== TASK REQUIREMENTS ==
Where a line holds the string "Petitioner", return that line.

== INPUT DATA ==
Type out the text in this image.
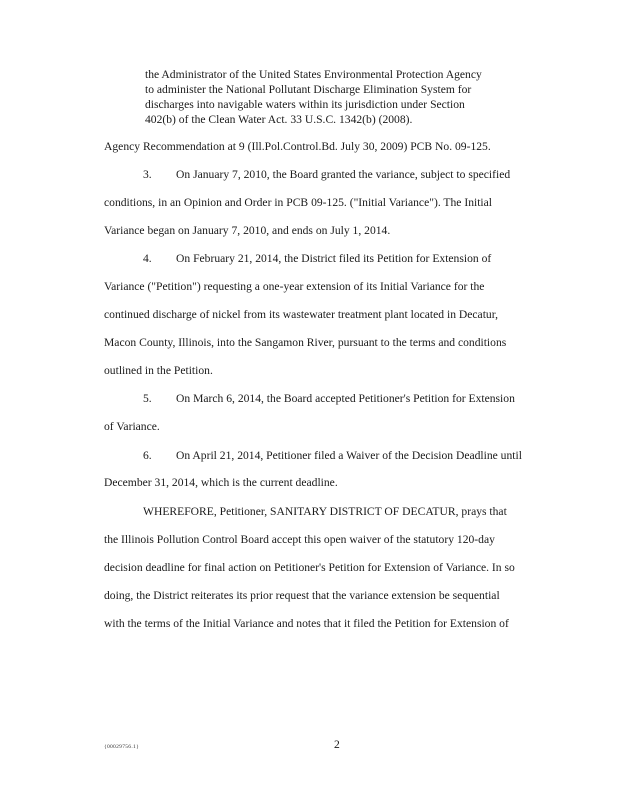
the Administrator of the United States Environmental Protection Agency
to administer the National Pollutant Discharge Elimination System for
discharges into navigable waters within its jurisdiction under Section
402(b) of the Clean Water Act. 33 U.S.C. 1342(b) (2008).
Agency Recommendation at 9 (Ill.Pol.Control.Bd. July 30, 2009) PCB No. 09-125.
3. On January 7, 2010, the Board granted the variance, subject to specified
conditions, in an Opinion and Order in PCB 09-125. ("Initial Variance"). The Initial
Variance began on January 7, 2010, and ends on July 1, 2014.
4. On February 21, 2014, the District filed its Petition for Extension of
Variance ("Petition") requesting a one-year extension of its Initial Variance for the
continued discharge of nickel from its wastewater treatment plant located in Decatur,
Macon County, Illinois, into the Sangamon River, pursuant to the terms and conditions
outlined in the Petition.
5. On March 6, 2014, the Board accepted Petitioner's Petition for Extension
of Variance.
6. On April 21, 2014, Petitioner filed a Waiver of the Decision Deadline until
December 31, 2014, which is the current deadline.
WHEREFORE, Petitioner, SANITARY DISTRICT OF DECATUR, prays that
the Illinois Pollution Control Board accept this open waiver of the statutory 120-day
decision deadline for final action on Petitioner's Petition for Extension of Variance. In so
doing, the District reiterates its prior request that the variance extension be sequential
with the terms of the Initial Variance and notes that it filed the Petition for Extension of
{00029756.1}	2
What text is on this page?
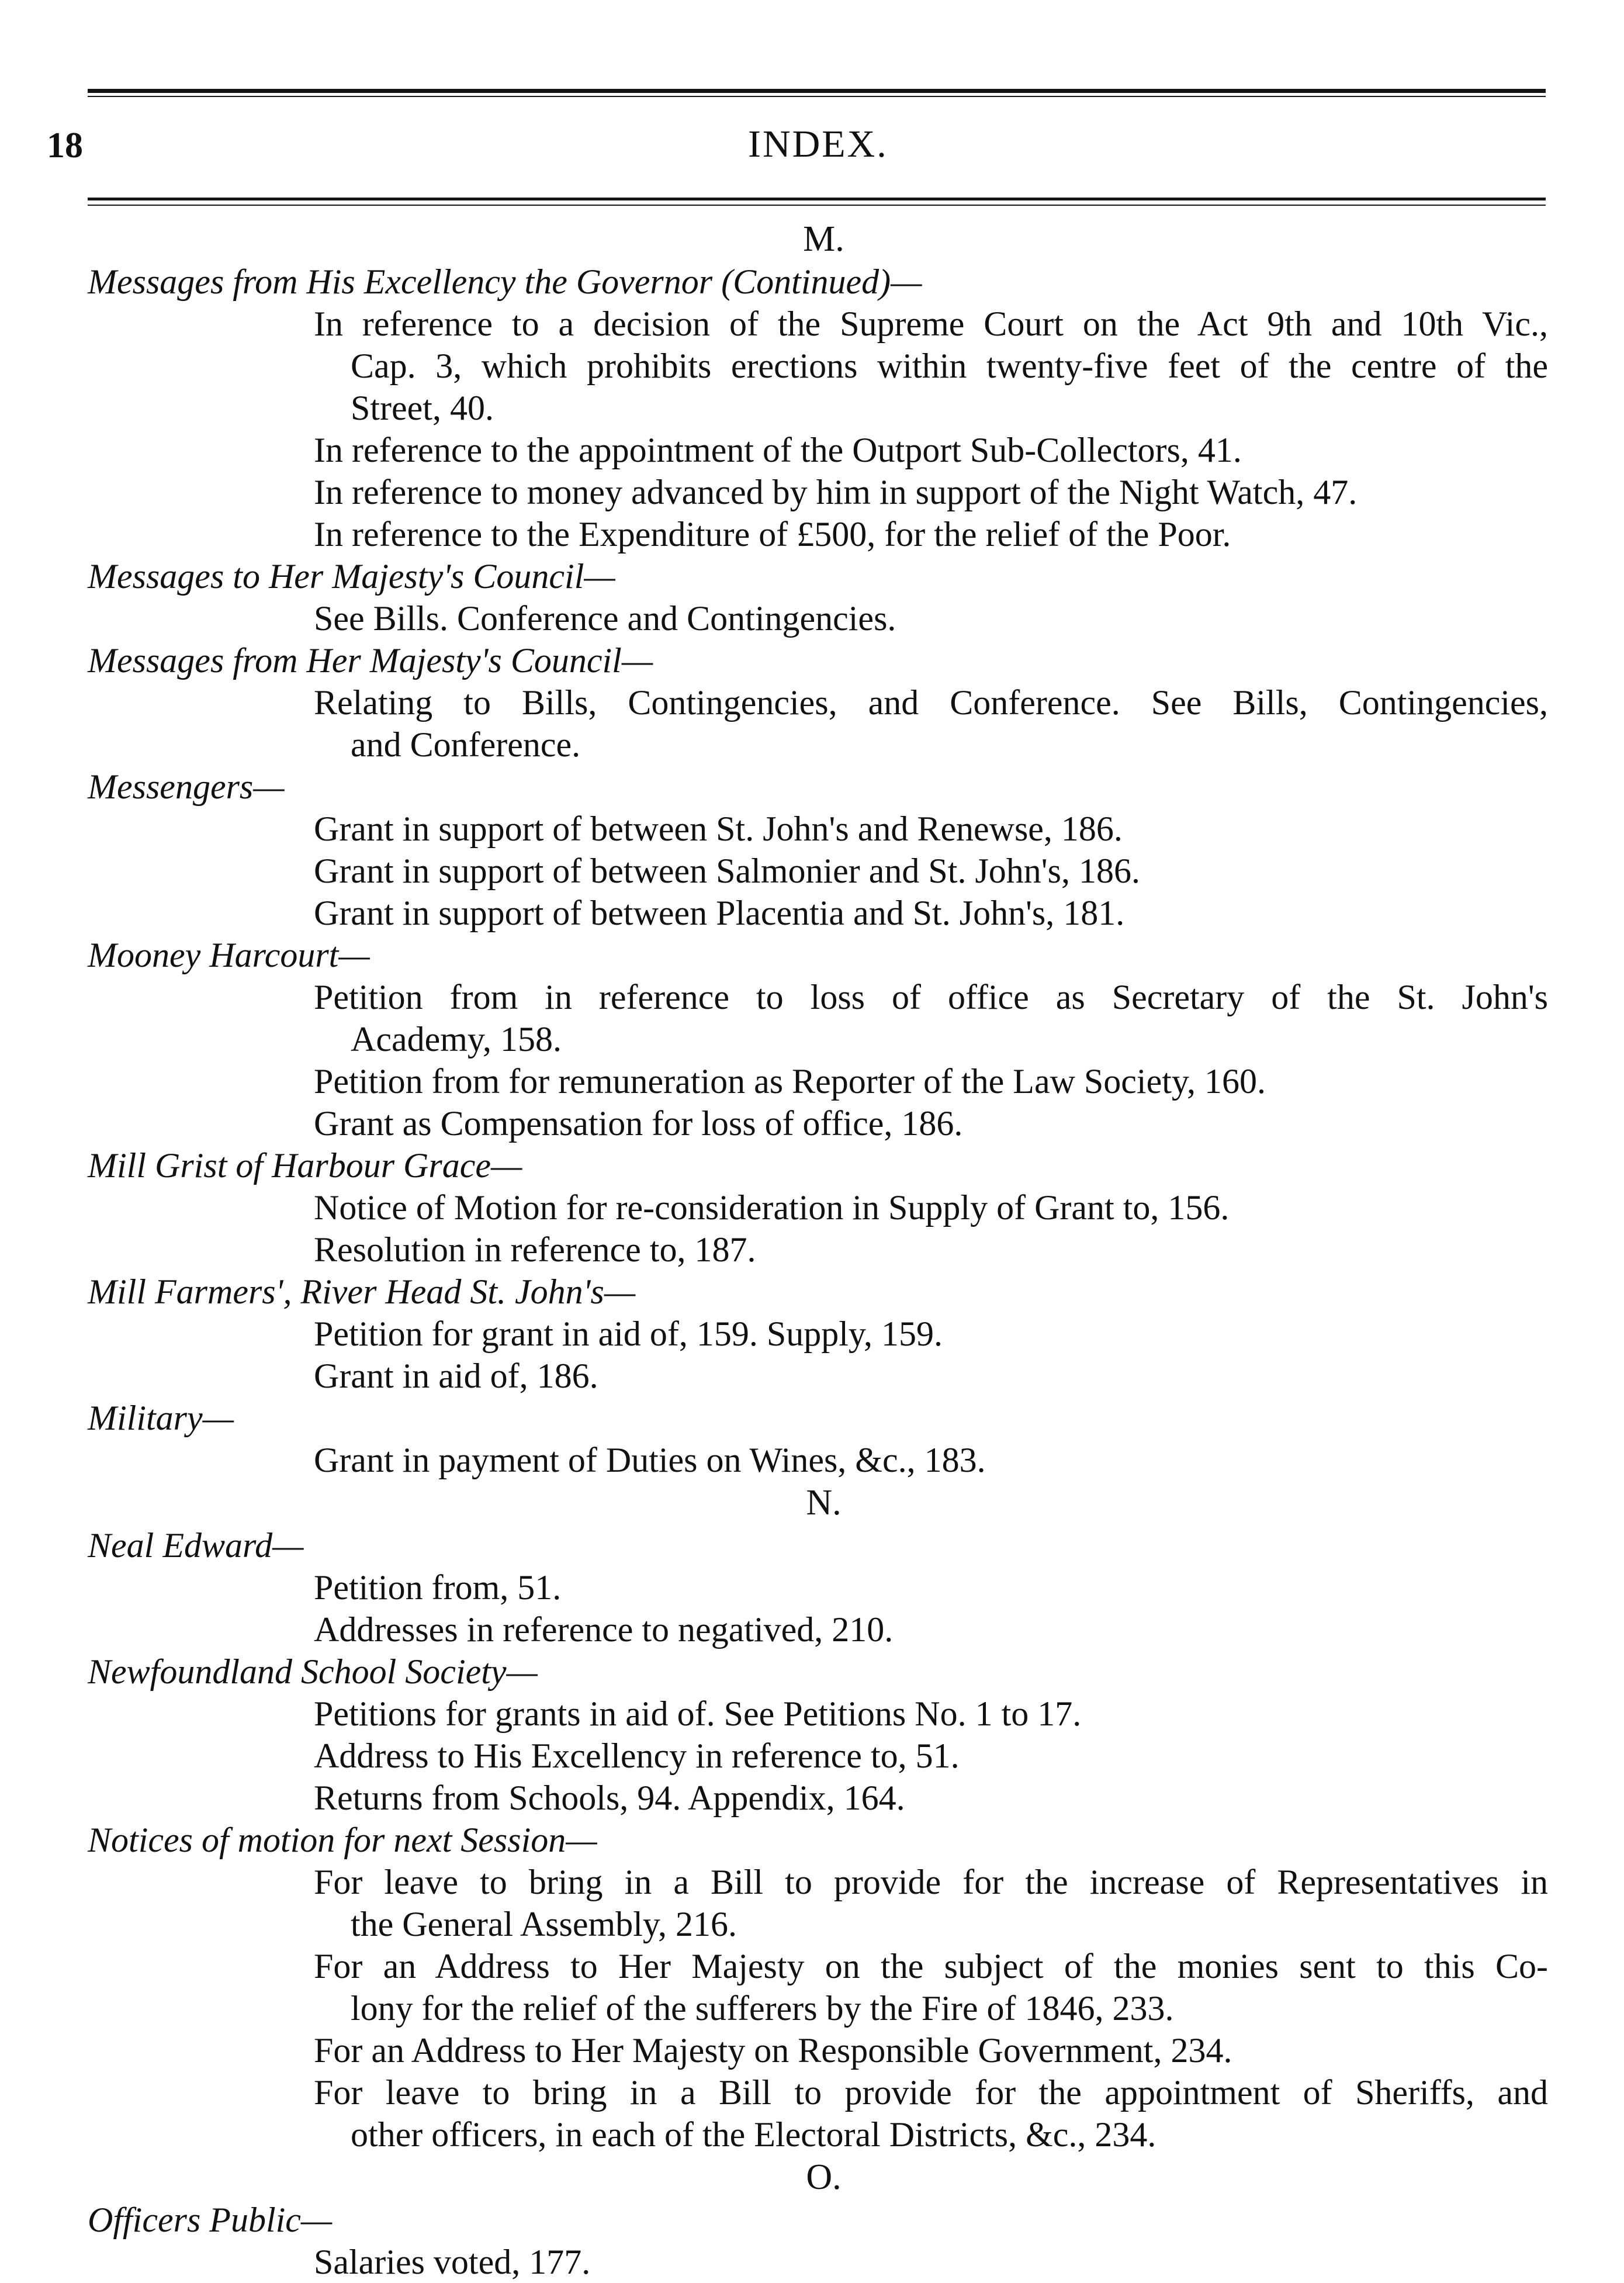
18	INDEX.

M.

Messages from His Excellency the Governor (Continued)—

In reference to a decision of the Supreme Court on the Act 9th and 10th Vic.,

Cap. 3, which prohibits erections within twenty-five feet of the centre of the

Street, 40.

In reference to the appointment of the Outport Sub-Collectors, 41.

In reference to money advanced by him in support of the Night Watch, 47.

In reference to the Expenditure of £500, for the relief of the Poor.

Messages to Her Majesty's Council—

See Bills. Conference and Contingencies.

Messages from Her Majesty's Council—

Relating to Bills, Contingencies, and Conference. See Bills, Contingencies,

and Conference.

Messengers—

Grant in support of between St. John's and Renewse, 186.

Grant in support of between Salmonier and St. John's, 186.

Grant in support of between Placentia and St. John's, 181.

Mooney Harcourt—

Petition from in reference to loss of office as Secretary of the St. John's

Academy, 158.

Petition from for remuneration as Reporter of the Law Society, 160.

Grant as Compensation for loss of office, 186.

Mill Grist of Harbour Grace—

Notice of Motion for re-consideration in Supply of Grant to, 156.

Resolution in reference to, 187.

Mill Farmers', River Head St. John's—

Petition for grant in aid of, 159. Supply, 159.

Grant in aid of, 186.

Military—

Grant in payment of Duties on Wines, &c., 183.

N.

Neal Edward—

Petition from, 51.

Addresses in reference to negatived, 210.

Newfoundland School Society—

Petitions for grants in aid of. See Petitions No. 1 to 17.

Address to His Excellency in reference to, 51.

Returns from Schools, 94. Appendix, 164.

Notices of motion for next Session—

For leave to bring in a Bill to provide for the increase of Representatives in

the General Assembly, 216.

For an Address to Her Majesty on the subject of the monies sent to this Co-

lony for the relief of the sufferers by the Fire of 1846, 233.

For an Address to Her Majesty on Responsible Government, 234.

For leave to bring in a Bill to provide for the appointment of Sheriffs, and

other officers, in each of the Electoral Districts, &c., 234.

O.

Officers Public—

Salaries voted, 177.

== RESPONSE ==
5. On March 6, 2014, the Board accepted Petitioner's Petition for Extension
6. On April 21, 2014, Petitioner filed a Waiver of the Decision Deadline until
WHEREFORE, Petitioner, SANITARY DISTRICT OF DECATUR, prays that
decision deadline for final action on Petitioner's Petition for Extension of Variance. In so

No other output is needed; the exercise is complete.